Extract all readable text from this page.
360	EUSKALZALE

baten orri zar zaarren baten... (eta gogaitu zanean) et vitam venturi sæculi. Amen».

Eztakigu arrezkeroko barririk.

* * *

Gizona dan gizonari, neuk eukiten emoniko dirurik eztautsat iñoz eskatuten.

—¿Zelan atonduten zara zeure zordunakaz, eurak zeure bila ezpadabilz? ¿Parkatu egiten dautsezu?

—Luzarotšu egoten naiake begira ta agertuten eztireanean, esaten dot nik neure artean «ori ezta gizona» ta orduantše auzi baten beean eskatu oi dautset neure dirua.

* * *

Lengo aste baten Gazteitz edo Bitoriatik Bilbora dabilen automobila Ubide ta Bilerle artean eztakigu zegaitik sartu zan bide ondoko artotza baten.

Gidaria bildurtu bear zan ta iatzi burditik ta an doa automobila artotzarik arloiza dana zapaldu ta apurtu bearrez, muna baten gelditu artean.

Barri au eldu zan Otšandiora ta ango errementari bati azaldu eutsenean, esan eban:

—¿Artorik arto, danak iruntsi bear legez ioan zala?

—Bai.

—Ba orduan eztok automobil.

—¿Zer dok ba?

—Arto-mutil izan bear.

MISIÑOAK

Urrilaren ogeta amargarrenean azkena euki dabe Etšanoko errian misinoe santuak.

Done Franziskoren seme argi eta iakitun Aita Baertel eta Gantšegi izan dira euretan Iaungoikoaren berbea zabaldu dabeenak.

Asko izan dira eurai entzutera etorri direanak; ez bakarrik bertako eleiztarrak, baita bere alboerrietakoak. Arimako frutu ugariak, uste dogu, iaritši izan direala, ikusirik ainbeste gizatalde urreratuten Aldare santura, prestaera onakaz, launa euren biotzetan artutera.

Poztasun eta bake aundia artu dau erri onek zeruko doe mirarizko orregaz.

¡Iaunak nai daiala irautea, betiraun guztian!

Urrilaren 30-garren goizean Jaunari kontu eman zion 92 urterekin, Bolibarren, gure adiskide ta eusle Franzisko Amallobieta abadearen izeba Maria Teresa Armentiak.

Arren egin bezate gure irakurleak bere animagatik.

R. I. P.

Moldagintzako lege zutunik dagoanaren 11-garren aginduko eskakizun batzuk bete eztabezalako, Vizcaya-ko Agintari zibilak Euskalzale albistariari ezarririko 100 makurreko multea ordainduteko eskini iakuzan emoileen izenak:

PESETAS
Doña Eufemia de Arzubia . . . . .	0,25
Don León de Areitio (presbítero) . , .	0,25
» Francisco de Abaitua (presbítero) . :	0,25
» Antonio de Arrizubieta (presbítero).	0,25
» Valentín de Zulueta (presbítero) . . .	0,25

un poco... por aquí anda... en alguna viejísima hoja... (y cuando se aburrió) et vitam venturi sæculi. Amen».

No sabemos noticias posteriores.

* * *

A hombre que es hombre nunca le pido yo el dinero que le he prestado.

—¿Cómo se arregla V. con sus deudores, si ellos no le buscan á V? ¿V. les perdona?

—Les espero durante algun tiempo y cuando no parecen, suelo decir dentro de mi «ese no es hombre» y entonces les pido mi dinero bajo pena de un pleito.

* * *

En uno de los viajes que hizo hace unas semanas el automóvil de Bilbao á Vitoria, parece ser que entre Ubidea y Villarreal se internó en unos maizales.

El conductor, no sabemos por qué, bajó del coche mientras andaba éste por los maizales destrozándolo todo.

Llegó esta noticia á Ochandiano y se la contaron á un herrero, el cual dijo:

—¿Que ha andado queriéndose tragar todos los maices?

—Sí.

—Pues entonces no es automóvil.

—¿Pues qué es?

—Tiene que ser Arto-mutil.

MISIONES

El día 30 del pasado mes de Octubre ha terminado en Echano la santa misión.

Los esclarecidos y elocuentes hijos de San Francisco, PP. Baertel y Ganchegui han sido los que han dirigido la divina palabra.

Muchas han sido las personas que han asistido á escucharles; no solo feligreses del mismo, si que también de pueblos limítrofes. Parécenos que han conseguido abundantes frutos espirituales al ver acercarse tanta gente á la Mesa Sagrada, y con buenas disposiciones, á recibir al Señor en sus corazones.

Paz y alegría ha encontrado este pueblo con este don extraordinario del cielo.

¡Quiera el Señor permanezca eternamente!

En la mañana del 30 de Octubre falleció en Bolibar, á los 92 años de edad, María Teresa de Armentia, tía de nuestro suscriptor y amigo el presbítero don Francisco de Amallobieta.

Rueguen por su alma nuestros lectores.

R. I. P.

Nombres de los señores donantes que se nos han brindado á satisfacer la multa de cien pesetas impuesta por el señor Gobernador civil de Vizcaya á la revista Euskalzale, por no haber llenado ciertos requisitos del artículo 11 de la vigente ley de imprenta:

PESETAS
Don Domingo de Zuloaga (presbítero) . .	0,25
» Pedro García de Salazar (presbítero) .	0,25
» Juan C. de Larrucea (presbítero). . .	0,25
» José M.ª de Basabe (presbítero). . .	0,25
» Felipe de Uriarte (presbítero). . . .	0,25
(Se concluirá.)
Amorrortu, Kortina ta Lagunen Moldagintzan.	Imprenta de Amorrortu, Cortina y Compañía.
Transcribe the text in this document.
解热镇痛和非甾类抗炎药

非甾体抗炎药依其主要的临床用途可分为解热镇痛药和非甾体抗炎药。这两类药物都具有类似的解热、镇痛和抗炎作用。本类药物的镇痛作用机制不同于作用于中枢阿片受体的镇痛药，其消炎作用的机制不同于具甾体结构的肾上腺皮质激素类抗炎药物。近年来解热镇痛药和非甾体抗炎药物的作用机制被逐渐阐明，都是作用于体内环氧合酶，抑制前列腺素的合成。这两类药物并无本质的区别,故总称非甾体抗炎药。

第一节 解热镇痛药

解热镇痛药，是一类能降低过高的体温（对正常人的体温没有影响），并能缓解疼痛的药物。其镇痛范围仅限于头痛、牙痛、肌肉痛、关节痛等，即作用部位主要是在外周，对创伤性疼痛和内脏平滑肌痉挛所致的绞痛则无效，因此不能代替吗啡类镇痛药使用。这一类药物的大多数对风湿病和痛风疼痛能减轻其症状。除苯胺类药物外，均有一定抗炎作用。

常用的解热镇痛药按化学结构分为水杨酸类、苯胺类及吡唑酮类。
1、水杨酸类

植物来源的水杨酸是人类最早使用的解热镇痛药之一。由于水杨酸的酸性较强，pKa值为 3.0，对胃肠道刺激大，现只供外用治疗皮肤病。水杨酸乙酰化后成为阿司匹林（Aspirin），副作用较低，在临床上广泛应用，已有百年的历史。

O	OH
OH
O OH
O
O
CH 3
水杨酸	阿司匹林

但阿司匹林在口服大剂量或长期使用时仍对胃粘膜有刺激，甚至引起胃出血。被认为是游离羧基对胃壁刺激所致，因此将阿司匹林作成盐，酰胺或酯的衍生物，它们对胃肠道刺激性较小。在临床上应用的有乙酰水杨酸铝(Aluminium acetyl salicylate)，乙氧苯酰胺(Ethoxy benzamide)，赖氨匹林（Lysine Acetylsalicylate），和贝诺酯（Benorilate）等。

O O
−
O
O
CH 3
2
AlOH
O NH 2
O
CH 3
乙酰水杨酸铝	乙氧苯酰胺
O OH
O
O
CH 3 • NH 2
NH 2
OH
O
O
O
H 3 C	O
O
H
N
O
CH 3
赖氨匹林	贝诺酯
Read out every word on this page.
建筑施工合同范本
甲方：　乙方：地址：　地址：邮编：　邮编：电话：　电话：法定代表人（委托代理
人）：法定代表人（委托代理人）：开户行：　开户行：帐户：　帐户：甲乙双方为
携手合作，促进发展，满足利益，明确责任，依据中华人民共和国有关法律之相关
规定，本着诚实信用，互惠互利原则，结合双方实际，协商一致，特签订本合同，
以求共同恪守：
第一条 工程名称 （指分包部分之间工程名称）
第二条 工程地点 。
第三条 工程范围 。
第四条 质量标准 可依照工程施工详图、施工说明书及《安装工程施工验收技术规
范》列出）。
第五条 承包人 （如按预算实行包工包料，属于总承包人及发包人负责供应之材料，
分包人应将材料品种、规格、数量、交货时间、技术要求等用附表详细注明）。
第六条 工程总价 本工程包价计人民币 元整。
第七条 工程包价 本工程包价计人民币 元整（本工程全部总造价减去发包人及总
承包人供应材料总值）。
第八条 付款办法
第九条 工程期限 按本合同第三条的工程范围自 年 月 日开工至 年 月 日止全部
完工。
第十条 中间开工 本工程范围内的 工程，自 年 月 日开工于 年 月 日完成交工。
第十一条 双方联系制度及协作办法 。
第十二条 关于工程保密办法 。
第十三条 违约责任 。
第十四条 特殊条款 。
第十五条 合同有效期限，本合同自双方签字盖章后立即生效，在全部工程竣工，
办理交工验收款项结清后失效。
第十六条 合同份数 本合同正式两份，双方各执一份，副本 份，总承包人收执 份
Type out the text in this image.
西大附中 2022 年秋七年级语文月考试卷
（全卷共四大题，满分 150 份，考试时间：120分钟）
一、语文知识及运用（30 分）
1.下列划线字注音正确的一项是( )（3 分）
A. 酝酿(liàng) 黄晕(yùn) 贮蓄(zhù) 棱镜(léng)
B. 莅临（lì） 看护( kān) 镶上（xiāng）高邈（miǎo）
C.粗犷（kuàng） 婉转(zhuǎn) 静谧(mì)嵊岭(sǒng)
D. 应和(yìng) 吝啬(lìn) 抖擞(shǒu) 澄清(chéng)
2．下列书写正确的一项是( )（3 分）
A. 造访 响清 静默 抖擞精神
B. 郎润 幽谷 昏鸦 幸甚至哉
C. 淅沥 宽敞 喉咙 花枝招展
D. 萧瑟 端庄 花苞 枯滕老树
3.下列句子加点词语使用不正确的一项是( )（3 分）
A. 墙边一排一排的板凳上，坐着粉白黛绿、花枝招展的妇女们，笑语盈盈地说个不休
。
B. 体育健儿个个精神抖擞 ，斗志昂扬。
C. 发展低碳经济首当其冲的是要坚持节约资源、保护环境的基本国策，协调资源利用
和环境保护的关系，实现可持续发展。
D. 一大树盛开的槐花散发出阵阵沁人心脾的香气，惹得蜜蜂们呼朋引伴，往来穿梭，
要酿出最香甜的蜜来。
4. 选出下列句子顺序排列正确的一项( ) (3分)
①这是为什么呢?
====
# [WHAT IS REQUIRED]
Set down only these lines, exactly: the line containing "Type out the text in this image." and each line after it, through the end of the listing.

# [SOLUTION BELOW]
Type out the text in this image.
西大附中 2022 年秋七年级语文月考试卷
（全卷共四大题，满分 150 份，考试时间：120分钟）
一、语文知识及运用（30 分）
1.下列划线字注音正确的一项是( )（3 分）
A. 酝酿(liàng) 黄晕(yùn) 贮蓄(zhù) 棱镜(léng)
B. 莅临（lì） 看护( kān) 镶上（xiāng）高邈（miǎo）
C.粗犷（kuàng） 婉转(zhuǎn) 静谧(mì)嵊岭(sǒng)
D. 应和(yìng) 吝啬(lìn) 抖擞(shǒu) 澄清(chéng)
2．下列书写正确的一项是( )（3 分）
A. 造访 响清 静默 抖擞精神
B. 郎润 幽谷 昏鸦 幸甚至哉
C. 淅沥 宽敞 喉咙 花枝招展
D. 萧瑟 端庄 花苞 枯滕老树
3.下列句子加点词语使用不正确的一项是( )（3 分）
A. 墙边一排一排的板凳上，坐着粉白黛绿、花枝招展的妇女们，笑语盈盈地说个不休
。
B. 体育健儿个个精神抖擞 ，斗志昂扬。
C. 发展低碳经济首当其冲的是要坚持节约资源、保护环境的基本国策，协调资源利用
和环境保护的关系，实现可持续发展。
D. 一大树盛开的槐花散发出阵阵沁人心脾的香气，惹得蜜蜂们呼朋引伴，往来穿梭，
要酿出最香甜的蜜来。
4. 选出下列句子顺序排列正确的一项( ) (3分)
①这是为什么呢?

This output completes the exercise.